::: Information shown :::

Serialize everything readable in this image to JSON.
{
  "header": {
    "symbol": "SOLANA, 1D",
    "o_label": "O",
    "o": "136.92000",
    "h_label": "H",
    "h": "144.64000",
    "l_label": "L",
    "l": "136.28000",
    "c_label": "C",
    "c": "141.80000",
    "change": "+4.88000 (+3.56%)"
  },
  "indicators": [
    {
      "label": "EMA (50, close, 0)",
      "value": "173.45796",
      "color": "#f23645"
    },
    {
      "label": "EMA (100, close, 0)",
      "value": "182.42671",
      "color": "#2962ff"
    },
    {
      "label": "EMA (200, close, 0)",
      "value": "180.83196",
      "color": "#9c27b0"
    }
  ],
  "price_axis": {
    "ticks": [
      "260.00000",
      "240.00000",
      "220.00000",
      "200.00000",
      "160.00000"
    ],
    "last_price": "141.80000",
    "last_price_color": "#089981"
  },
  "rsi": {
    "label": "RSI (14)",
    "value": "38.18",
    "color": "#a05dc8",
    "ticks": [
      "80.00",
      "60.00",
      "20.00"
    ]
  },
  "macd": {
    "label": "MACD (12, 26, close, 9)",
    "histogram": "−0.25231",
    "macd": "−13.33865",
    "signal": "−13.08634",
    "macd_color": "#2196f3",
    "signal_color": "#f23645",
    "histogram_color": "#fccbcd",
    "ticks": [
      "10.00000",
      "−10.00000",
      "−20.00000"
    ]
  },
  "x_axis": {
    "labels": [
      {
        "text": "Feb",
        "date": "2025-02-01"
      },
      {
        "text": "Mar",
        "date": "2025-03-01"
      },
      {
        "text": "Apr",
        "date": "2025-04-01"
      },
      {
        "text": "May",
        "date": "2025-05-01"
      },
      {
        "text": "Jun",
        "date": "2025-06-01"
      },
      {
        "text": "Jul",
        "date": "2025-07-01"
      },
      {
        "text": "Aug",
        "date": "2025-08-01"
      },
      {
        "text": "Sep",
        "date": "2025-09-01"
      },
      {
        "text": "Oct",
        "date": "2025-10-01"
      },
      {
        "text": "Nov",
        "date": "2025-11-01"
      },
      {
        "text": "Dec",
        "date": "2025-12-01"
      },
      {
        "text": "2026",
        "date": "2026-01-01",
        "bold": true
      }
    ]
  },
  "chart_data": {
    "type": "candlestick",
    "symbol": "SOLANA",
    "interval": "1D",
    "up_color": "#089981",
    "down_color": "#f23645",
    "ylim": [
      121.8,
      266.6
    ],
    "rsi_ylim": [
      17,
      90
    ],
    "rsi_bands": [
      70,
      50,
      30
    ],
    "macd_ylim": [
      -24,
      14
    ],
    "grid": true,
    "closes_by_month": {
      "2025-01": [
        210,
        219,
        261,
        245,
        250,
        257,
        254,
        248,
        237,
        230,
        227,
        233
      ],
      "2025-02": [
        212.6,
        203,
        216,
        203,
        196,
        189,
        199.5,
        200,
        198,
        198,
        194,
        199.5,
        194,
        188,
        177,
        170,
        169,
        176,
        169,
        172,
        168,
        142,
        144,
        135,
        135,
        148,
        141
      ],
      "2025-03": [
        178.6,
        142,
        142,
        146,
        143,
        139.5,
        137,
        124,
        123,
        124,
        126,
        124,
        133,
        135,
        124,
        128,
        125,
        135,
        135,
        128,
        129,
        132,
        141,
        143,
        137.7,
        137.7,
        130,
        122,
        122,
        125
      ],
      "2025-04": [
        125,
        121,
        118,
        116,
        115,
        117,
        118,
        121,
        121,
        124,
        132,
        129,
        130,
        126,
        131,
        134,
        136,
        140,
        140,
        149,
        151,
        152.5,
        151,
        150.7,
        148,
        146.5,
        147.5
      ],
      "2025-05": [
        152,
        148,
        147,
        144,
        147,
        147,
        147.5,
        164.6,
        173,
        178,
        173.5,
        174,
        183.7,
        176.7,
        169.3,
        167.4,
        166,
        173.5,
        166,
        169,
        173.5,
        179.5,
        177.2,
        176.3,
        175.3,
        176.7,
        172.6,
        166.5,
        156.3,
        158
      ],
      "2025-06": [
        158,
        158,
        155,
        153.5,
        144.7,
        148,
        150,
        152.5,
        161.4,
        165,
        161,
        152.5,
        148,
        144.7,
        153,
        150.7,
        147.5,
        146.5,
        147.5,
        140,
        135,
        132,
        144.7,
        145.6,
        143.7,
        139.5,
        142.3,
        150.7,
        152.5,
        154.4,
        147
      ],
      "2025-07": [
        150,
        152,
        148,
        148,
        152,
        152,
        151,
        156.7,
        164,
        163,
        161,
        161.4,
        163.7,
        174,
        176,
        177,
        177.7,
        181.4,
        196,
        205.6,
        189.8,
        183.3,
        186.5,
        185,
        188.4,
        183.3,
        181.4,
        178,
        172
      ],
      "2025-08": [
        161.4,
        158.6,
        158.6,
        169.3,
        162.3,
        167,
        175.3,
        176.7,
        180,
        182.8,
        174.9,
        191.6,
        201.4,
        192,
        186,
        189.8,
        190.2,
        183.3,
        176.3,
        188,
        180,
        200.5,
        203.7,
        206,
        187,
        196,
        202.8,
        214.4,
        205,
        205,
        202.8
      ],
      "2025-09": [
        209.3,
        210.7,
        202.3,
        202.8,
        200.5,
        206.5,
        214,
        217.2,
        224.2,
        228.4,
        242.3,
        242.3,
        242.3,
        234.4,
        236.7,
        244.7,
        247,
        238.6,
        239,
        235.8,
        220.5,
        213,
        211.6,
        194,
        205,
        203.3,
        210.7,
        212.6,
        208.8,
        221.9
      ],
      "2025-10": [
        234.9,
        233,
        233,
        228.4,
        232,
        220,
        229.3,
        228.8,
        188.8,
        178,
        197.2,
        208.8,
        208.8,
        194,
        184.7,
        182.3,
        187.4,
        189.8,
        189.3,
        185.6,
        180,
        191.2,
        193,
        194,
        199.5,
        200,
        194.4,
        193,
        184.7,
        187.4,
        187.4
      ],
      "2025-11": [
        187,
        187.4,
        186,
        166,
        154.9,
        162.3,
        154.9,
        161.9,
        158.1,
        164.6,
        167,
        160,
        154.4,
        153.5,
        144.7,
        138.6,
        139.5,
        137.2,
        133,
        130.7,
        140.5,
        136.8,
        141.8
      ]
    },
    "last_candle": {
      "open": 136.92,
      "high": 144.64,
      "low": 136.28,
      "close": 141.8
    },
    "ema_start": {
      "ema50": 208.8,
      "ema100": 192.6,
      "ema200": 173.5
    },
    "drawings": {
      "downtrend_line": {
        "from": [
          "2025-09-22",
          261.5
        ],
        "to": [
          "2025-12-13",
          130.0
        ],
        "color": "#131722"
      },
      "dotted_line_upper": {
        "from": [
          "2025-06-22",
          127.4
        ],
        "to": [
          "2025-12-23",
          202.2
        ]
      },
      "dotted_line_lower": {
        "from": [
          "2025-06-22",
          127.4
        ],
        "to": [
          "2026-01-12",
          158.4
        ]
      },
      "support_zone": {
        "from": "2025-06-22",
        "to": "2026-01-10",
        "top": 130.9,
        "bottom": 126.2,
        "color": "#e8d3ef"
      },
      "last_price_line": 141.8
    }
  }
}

:::

### Work to complete
Repeat back the data above, exact to the last character.

### Exercise result
Serialize everything readable in this image to JSON.
{
  "header": {
    "symbol": "SOLANA, 1D",
    "o_label": "O",
    "o": "136.92000",
    "h_label": "H",
    "h": "144.64000",
    "l_label": "L",
    "l": "136.28000",
    "c_label": "C",
    "c": "141.80000",
    "change": "+4.88000 (+3.56%)"
  },
  "indicators": [
    {
      "label": "EMA (50, close, 0)",
      "value": "173.45796",
      "color": "#f23645"
    },
    {
      "label": "EMA (100, close, 0)",
      "value": "182.42671",
      "color": "#2962ff"
    },
    {
      "label": "EMA (200, close, 0)",
      "value": "180.83196",
      "color": "#9c27b0"
    }
  ],
  "price_axis": {
    "ticks": [
      "260.00000",
      "240.00000",
      "220.00000",
      "200.00000",
      "160.00000"
    ],
    "last_price": "141.80000",
    "last_price_color": "#089981"
  },
  "rsi": {
    "label": "RSI (14)",
    "value": "38.18",
    "color": "#a05dc8",
    "ticks": [
      "80.00",
      "60.00",
      "20.00"
    ]
  },
  "macd": {
    "label": "MACD (12, 26, close, 9)",
    "histogram": "−0.25231",
    "macd": "−13.33865",
    "signal": "−13.08634",
    "macd_color": "#2196f3",
    "signal_color": "#f23645",
    "histogram_color": "#fccbcd",
    "ticks": [
      "10.00000",
      "−10.00000",
      "−20.00000"
    ]
  },
  "x_axis": {
    "labels": [
      {
        "text": "Feb",
        "date": "2025-02-01"
      },
      {
        "text": "Mar",
        "date": "2025-03-01"
      },
      {
        "text": "Apr",
        "date": "2025-04-01"
      },
      {
        "text": "May",
        "date": "2025-05-01"
      },
      {
        "text": "Jun",
        "date": "2025-06-01"
      },
      {
        "text": "Jul",
        "date": "2025-07-01"
      },
      {
        "text": "Aug",
        "date": "2025-08-01"
      },
      {
        "text": "Sep",
        "date": "2025-09-01"
      },
      {
        "text": "Oct",
        "date": "2025-10-01"
      },
      {
        "text": "Nov",
        "date": "2025-11-01"
      },
      {
        "text": "Dec",
        "date": "2025-12-01"
      },
      {
        "text": "2026",
        "date": "2026-01-01",
        "bold": true
      }
    ]
  },
  "chart_data": {
    "type": "candlestick",
    "symbol": "SOLANA",
    "interval": "1D",
    "up_color": "#089981",
    "down_color": "#f23645",
    "ylim": [
      121.8,
      266.6
    ],
    "rsi_ylim": [
      17,
      90
    ],
    "rsi_bands": [
      70,
      50,
      30
    ],
    "macd_ylim": [
      -24,
      14
    ],
    "grid": true,
    "closes_by_month": {
      "2025-01": [
        210,
        219,
        261,
        245,
        250,
        257,
        254,
        248,
        237,
        230,
        227,
        233
      ],
      "2025-02": [
        212.6,
        203,
        216,
        203,
        196,
        189,
        199.5,
        200,
        198,
        198,
        194,
        199.5,
        194,
        188,
        177,
        170,
        169,
        176,
        169,
        172,
        168,
        142,
        144,
        135,
        135,
        148,
        141
      ],
      "2025-03": [
        178.6,
        142,
        142,
        146,
        143,
        139.5,
        137,
        124,
        123,
        124,
        126,
        124,
        133,
        135,
        124,
        128,
        125,
        135,
        135,
        128,
        129,
        132,
        141,
        143,
        137.7,
        137.7,
        130,
        122,
        122,
        125
      ],
      "2025-04": [
        125,
        121,
        118,
        116,
        115,
        117,
        118,
        121,
        121,
        124,
        132,
        129,
        130,
        126,
        131,
        134,
        136,
        140,
        140,
        149,
        151,
        152.5,
        151,
        150.7,
        148,
        146.5,
        147.5
      ],
      "2025-05": [
        152,
        148,
        147,
        144,
        147,
        147,
        147.5,
        164.6,
        173,
        178,
        173.5,
        174,
        183.7,
        176.7,
        169.3,
        167.4,
        166,
        173.5,
        166,
        169,
        173.5,
        179.5,
        177.2,
        176.3,
        175.3,
        176.7,
        172.6,
        166.5,
        156.3,
        158
      ],
      "2025-06": [
        158,
        158,
        155,
        153.5,
        144.7,
        148,
        150,
        152.5,
        161.4,
        165,
        161,
        152.5,
        148,
        144.7,
        153,
        150.7,
        147.5,
        146.5,
        147.5,
        140,
        135,
        132,
        144.7,
        145.6,
        143.7,
        139.5,
        142.3,
        150.7,
        152.5,
        154.4,
        147
      ],
      "2025-07": [
        150,
        152,
        148,
        148,
        152,
        152,
        151,
        156.7,
        164,
        163,
        161,
        161.4,
        163.7,
        174,
        176,
        177,
        177.7,
        181.4,
        196,
        205.6,
        189.8,
        183.3,
        186.5,
        185,
        188.4,
        183.3,
        181.4,
        178,
        172
      ],
      "2025-08": [
        161.4,
        158.6,
        158.6,
        169.3,
        162.3,
        167,
        175.3,
        176.7,
        180,
        182.8,
        174.9,
        191.6,
        201.4,
        192,
        186,
        189.8,
        190.2,
        183.3,
        176.3,
        188,
        180,
        200.5,
        203.7,
        206,
        187,
        196,
        202.8,
        214.4,
        205,
        205,
        202.8
      ],
      "2025-09": [
        209.3,
        210.7,
        202.3,
        202.8,
        200.5,
        206.5,
        214,
        217.2,
        224.2,
        228.4,
        242.3,
        242.3,
        242.3,
        234.4,
        236.7,
        244.7,
        247,
        238.6,
        239,
        235.8,
        220.5,
        213,
        211.6,
        194,
        205,
        203.3,
        210.7,
        212.6,
        208.8,
        221.9
      ],
      "2025-10": [
        234.9,
        233,
        233,
        228.4,
        232,
        220,
        229.3,
        228.8,
        188.8,
        178,
        197.2,
        208.8,
        208.8,
        194,
        184.7,
        182.3,
        187.4,
        189.8,
        189.3,
        185.6,
        180,
        191.2,
        193,
        194,
        199.5,
        200,
        194.4,
        193,
        184.7,
        187.4,
        187.4
      ],
      "2025-11": [
        187,
        187.4,
        186,
        166,
        154.9,
        162.3,
        154.9,
        161.9,
        158.1,
        164.6,
        167,
        160,
        154.4,
        153.5,
        144.7,
        138.6,
        139.5,
        137.2,
        133,
        130.7,
        140.5,
        136.8,
        141.8
      ]
    },
    "last_candle": {
      "open": 136.92,
      "high": 144.64,
      "low": 136.28,
      "close": 141.8
    },
    "ema_start": {
      "ema50": 208.8,
      "ema100": 192.6,
      "ema200": 173.5
    },
    "drawings": {
      "downtrend_line": {
        "from": [
          "2025-09-22",
          261.5
        ],
        "to": [
          "2025-12-13",
          130.0
        ],
        "color": "#131722"
      },
      "dotted_line_upper": {
        "from": [
          "2025-06-22",
          127.4
        ],
        "to": [
          "2025-12-23",
          202.2
        ]
      },
      "dotted_line_lower": {
        "from": [
          "2025-06-22",
          127.4
        ],
        "to": [
          "2026-01-12",
          158.4
        ]
      },
      "support_zone": {
        "from": "2025-06-22",
        "to": "2026-01-10",
        "top": 130.9,
        "bottom": 126.2,
        "color": "#e8d3ef"
      },
      "last_price_line": 141.8
    }
  }
}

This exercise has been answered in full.